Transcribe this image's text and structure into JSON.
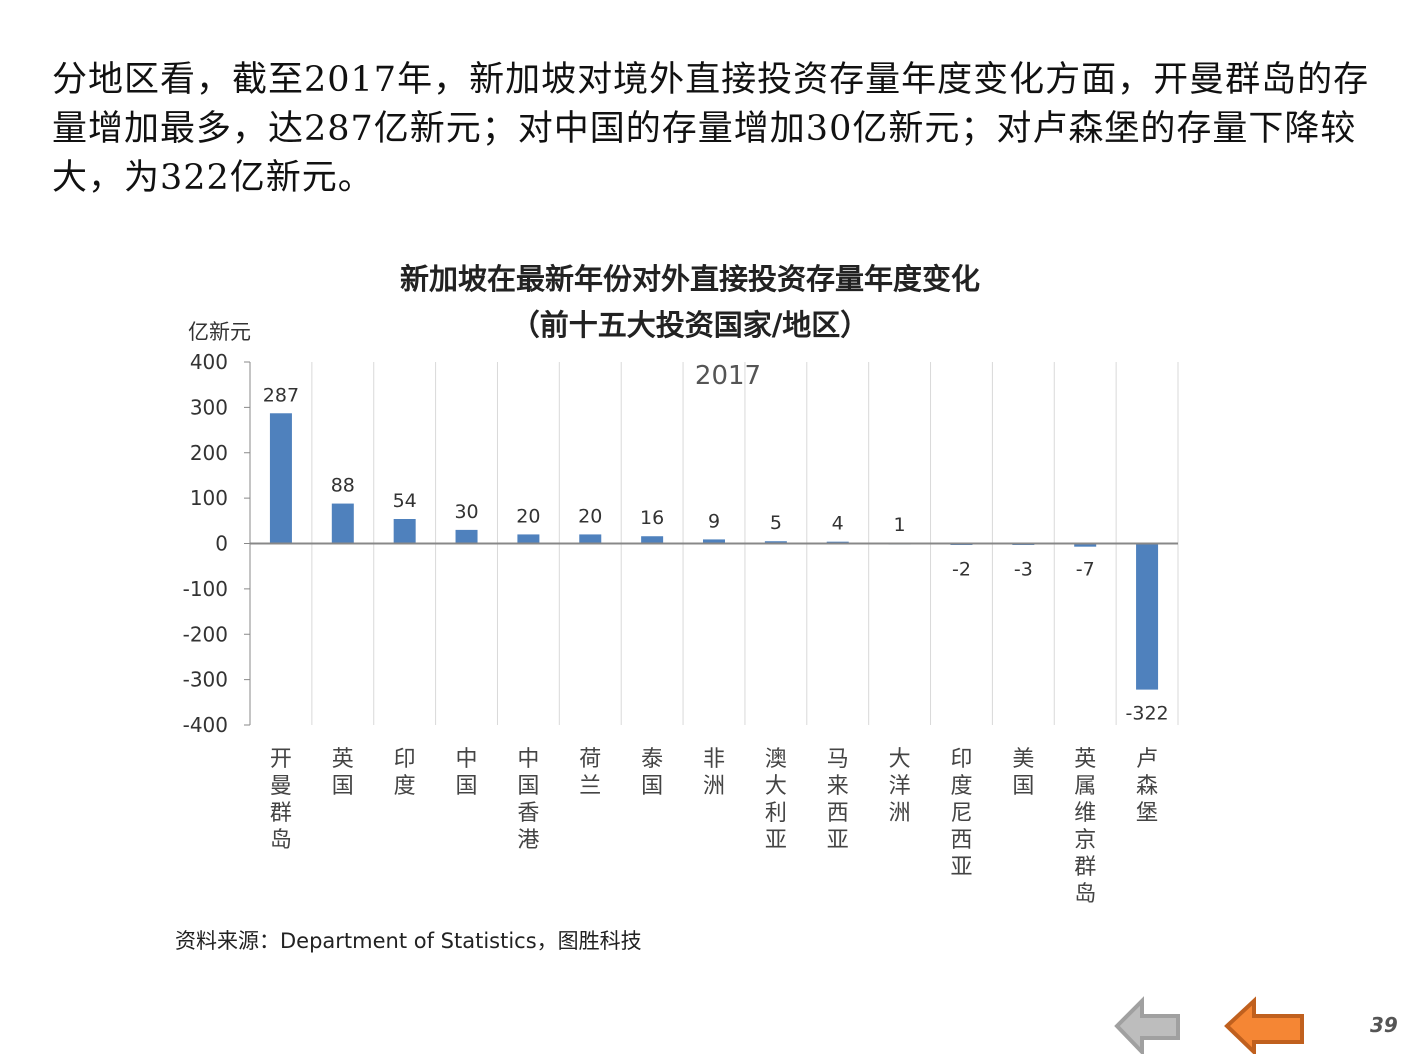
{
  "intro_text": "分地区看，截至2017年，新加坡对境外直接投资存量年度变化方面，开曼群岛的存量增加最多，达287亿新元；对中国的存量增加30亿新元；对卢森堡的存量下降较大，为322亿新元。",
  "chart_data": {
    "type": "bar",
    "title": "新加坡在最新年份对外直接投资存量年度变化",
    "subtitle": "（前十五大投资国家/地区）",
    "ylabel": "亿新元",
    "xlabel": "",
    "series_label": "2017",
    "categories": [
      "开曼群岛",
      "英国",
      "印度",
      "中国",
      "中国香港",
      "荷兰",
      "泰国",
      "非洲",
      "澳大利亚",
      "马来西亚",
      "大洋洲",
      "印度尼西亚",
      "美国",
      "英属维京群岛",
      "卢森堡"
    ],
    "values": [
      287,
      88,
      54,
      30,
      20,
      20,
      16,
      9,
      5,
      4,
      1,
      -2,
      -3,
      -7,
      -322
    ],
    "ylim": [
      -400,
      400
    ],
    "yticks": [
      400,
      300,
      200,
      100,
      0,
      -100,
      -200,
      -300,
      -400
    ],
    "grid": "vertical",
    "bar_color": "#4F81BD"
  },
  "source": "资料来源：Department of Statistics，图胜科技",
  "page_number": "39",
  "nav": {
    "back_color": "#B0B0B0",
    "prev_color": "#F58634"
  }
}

########################################

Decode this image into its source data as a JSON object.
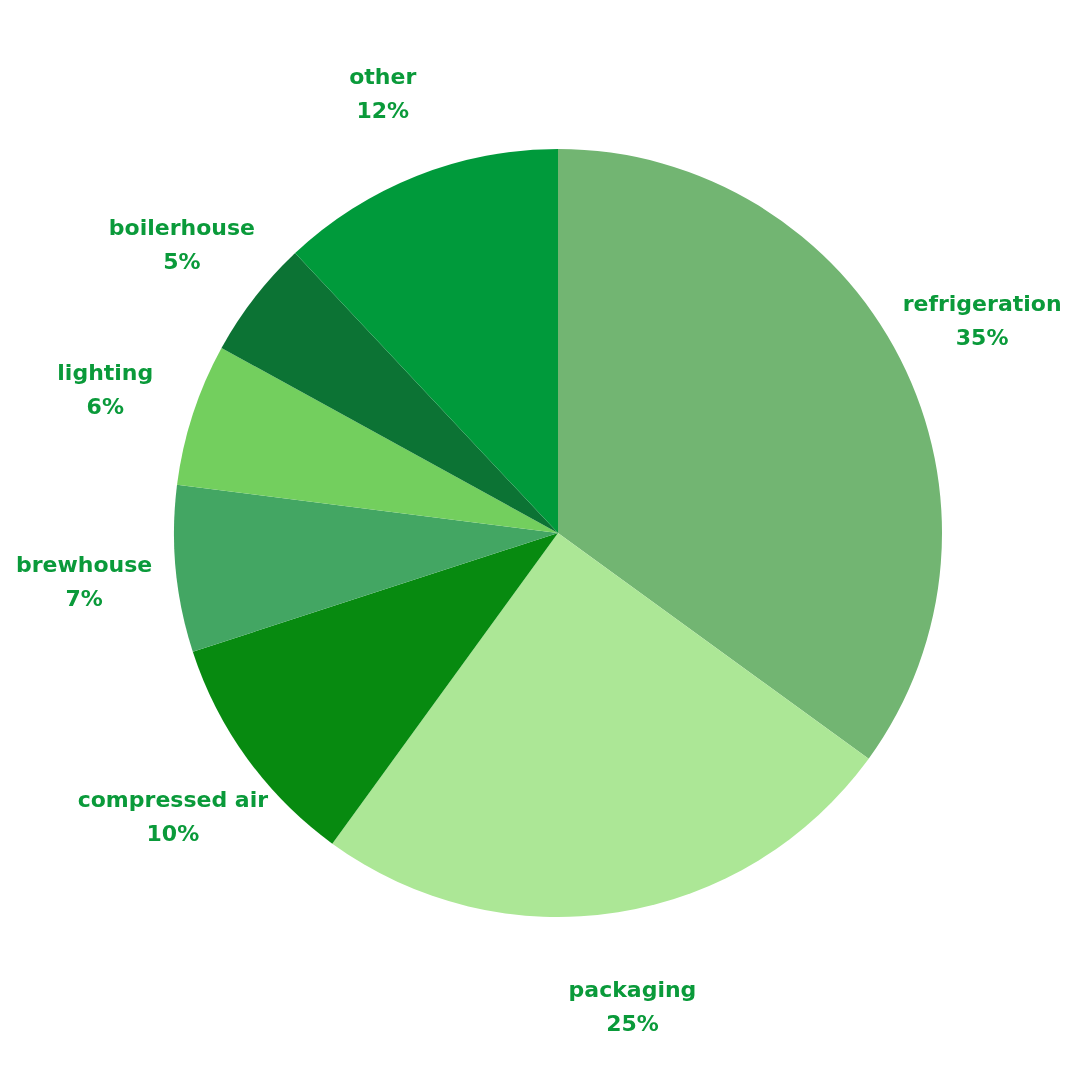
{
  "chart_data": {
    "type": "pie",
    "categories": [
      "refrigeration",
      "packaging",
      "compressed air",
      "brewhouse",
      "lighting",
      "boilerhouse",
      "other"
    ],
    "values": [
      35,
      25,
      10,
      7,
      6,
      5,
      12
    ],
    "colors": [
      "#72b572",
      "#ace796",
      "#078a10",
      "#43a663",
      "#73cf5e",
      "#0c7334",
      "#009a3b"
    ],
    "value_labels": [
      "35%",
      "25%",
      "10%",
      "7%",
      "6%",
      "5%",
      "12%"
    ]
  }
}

########################################

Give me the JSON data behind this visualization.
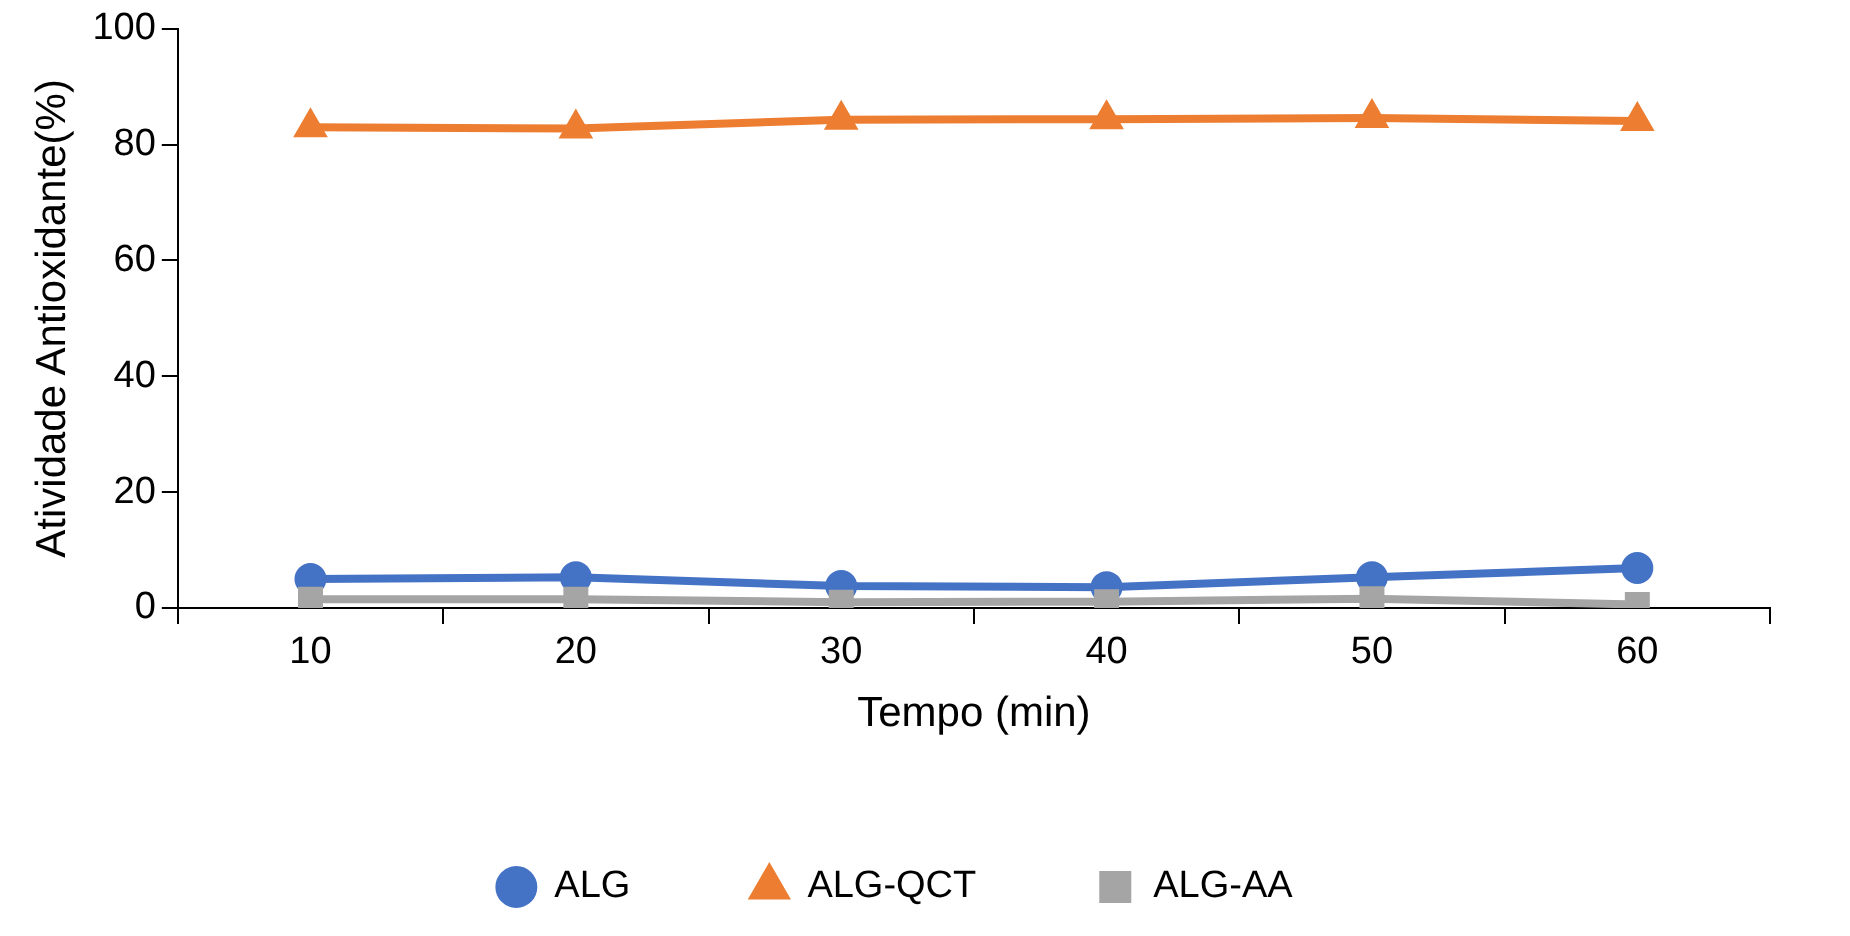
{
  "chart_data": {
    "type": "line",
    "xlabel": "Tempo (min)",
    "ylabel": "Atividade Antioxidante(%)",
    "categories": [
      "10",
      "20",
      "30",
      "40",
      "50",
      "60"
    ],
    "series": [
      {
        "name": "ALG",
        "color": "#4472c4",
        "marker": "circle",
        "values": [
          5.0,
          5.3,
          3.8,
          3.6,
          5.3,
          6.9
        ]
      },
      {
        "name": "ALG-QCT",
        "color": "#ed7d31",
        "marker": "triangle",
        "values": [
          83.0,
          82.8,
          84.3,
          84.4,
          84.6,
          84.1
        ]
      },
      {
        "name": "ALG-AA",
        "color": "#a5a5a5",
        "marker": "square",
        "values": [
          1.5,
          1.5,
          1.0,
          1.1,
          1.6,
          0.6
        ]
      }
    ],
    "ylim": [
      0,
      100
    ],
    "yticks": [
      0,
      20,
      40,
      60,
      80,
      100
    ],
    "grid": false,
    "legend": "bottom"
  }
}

########################################

→ WORK TO BE COMPLETED: Copy each line above where the string "this" occurs.

→ RESPONSE TO THE TASK:
Transcribe this image's text and structure into JSON.
Decode this image into its source data as a JSON object.
Give me the JSON data behind this visualization.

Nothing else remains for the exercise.